Goal => Set out every line bearing the string "Comune".
## START
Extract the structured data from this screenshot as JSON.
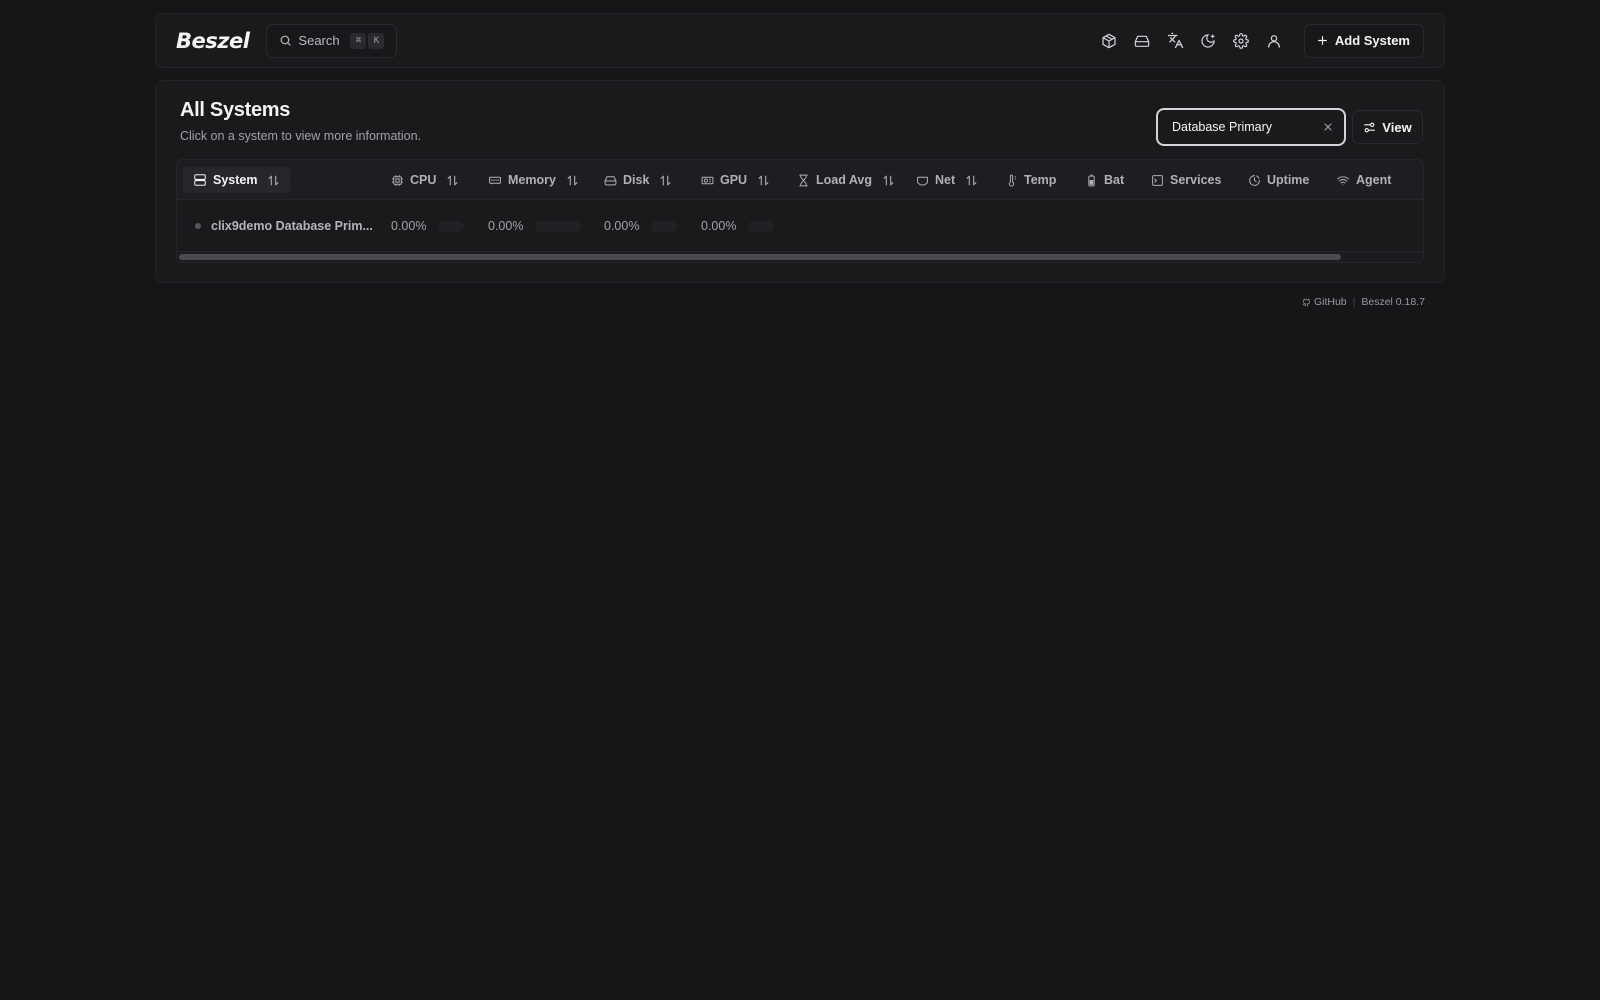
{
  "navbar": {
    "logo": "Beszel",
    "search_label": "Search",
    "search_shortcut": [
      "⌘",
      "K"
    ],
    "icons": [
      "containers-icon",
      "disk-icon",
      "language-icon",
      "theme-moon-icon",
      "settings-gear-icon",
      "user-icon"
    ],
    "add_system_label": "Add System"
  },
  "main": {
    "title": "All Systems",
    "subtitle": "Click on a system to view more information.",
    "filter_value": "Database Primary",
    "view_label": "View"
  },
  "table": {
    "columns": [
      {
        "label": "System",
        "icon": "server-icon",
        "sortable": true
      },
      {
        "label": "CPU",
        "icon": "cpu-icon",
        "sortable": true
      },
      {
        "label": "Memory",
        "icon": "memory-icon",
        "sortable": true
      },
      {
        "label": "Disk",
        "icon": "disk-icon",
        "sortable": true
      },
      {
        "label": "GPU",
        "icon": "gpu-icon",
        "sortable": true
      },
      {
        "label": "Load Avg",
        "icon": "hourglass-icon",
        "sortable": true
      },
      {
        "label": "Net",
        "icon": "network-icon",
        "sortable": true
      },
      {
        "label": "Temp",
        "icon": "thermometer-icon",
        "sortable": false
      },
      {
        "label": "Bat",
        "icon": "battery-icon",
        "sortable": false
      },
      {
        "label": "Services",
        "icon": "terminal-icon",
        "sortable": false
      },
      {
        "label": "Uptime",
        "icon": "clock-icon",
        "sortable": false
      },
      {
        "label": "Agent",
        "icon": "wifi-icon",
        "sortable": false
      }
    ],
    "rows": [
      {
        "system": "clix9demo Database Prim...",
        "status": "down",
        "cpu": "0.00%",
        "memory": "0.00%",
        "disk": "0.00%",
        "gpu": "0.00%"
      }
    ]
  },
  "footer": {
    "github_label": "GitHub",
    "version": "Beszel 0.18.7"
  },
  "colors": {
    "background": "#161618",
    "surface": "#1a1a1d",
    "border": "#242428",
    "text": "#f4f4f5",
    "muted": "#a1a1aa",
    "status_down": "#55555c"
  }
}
## END
## START
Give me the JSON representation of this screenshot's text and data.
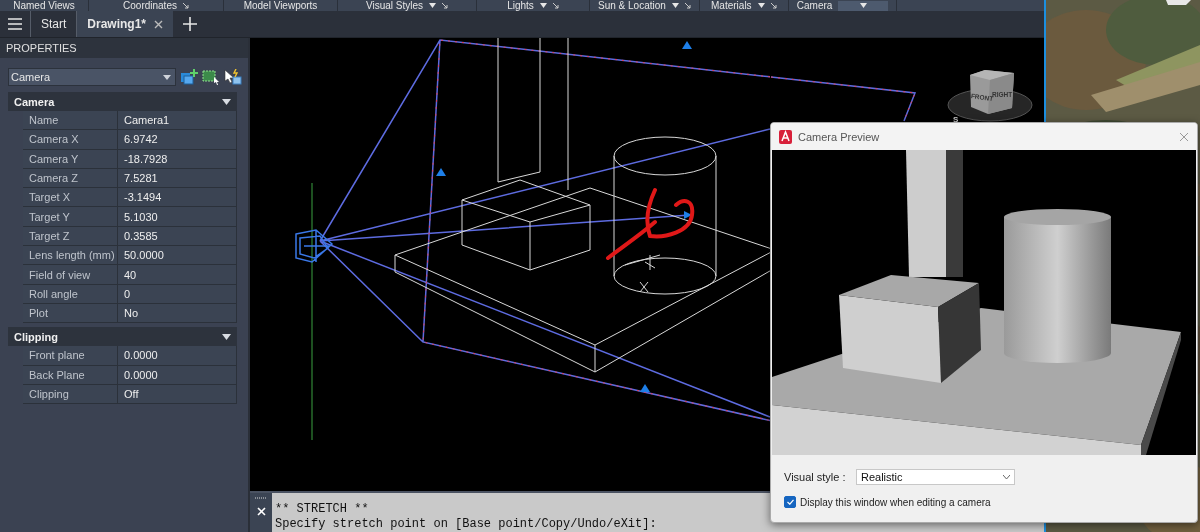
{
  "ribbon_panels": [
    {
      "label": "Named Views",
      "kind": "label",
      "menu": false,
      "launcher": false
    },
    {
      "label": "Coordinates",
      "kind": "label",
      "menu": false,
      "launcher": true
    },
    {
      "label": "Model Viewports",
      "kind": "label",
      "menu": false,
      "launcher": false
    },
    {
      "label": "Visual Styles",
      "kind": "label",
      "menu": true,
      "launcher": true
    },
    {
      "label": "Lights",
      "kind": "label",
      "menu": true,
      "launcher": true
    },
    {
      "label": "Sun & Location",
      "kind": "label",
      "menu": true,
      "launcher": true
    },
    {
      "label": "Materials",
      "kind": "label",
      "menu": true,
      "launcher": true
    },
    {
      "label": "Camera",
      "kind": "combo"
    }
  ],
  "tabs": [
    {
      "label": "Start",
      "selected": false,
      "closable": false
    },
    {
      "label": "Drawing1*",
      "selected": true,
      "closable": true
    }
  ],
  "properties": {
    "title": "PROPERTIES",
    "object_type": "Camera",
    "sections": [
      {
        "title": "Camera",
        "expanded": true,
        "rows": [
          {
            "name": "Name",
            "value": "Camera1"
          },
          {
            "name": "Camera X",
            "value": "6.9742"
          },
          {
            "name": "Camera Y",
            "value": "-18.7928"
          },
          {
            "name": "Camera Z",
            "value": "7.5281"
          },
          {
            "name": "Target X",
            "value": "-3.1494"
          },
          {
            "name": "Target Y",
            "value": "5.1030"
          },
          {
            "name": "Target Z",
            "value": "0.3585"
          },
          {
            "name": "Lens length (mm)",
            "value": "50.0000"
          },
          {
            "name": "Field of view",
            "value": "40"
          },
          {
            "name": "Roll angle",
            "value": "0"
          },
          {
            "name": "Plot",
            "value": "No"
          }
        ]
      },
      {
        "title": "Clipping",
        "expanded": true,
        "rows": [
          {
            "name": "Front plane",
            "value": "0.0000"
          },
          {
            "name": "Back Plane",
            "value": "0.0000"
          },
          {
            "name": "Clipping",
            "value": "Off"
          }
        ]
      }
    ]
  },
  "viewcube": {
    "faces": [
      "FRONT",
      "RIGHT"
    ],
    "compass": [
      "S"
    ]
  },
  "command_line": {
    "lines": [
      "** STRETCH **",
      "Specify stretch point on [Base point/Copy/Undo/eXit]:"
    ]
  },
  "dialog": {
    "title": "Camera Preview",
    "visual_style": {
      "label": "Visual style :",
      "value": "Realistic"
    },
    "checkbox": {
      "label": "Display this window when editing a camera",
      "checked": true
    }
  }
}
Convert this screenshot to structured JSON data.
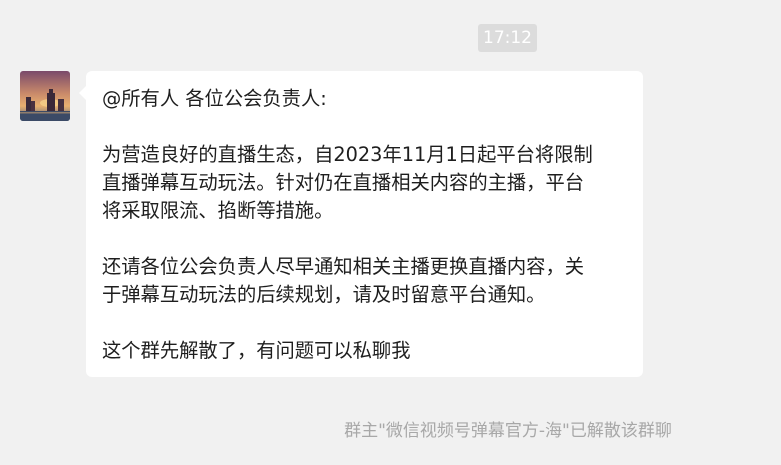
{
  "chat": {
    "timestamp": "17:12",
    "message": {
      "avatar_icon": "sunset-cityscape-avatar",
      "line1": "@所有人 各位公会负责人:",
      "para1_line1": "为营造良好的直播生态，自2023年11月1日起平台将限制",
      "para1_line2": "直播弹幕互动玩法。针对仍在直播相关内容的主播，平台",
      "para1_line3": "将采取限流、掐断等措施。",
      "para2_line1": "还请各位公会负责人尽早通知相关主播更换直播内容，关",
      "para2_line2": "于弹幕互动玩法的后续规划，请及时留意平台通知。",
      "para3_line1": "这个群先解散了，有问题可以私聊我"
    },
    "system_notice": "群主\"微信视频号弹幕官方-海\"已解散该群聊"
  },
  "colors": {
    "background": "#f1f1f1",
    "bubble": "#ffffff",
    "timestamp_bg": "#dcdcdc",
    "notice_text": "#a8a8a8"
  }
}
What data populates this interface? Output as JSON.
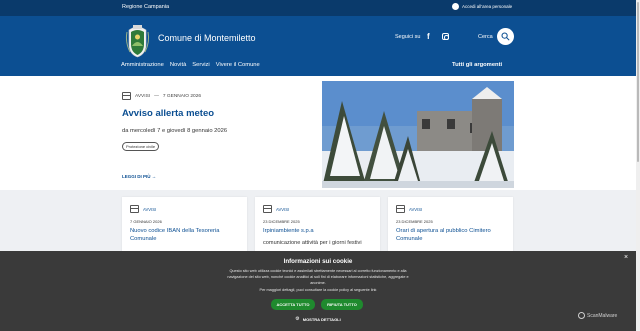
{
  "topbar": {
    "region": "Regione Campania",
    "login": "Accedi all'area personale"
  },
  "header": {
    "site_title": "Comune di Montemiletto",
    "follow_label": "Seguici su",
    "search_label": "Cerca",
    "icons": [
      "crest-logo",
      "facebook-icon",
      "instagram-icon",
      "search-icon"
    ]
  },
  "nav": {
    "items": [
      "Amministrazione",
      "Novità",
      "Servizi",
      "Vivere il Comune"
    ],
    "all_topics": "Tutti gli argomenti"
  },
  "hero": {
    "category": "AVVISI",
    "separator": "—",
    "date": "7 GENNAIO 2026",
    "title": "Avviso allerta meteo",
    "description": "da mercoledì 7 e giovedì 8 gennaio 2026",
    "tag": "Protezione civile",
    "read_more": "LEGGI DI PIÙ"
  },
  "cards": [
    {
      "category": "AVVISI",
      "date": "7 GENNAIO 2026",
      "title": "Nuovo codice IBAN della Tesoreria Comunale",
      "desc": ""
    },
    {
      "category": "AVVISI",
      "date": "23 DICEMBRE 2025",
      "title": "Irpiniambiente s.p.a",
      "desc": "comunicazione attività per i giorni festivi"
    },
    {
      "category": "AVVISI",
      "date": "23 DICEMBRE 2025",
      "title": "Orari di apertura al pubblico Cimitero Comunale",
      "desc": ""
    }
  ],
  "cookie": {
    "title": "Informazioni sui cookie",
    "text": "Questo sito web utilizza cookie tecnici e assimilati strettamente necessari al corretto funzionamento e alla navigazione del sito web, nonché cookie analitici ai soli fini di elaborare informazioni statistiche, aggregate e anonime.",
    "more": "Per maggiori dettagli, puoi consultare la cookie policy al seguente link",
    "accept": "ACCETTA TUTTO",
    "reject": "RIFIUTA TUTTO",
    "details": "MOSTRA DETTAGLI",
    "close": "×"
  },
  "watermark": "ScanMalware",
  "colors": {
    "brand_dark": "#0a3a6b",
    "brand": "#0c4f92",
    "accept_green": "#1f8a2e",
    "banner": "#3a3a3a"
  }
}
## END
Response below =>
    "site_title": "Comune di Montemiletto",
      "Vivere il Comune"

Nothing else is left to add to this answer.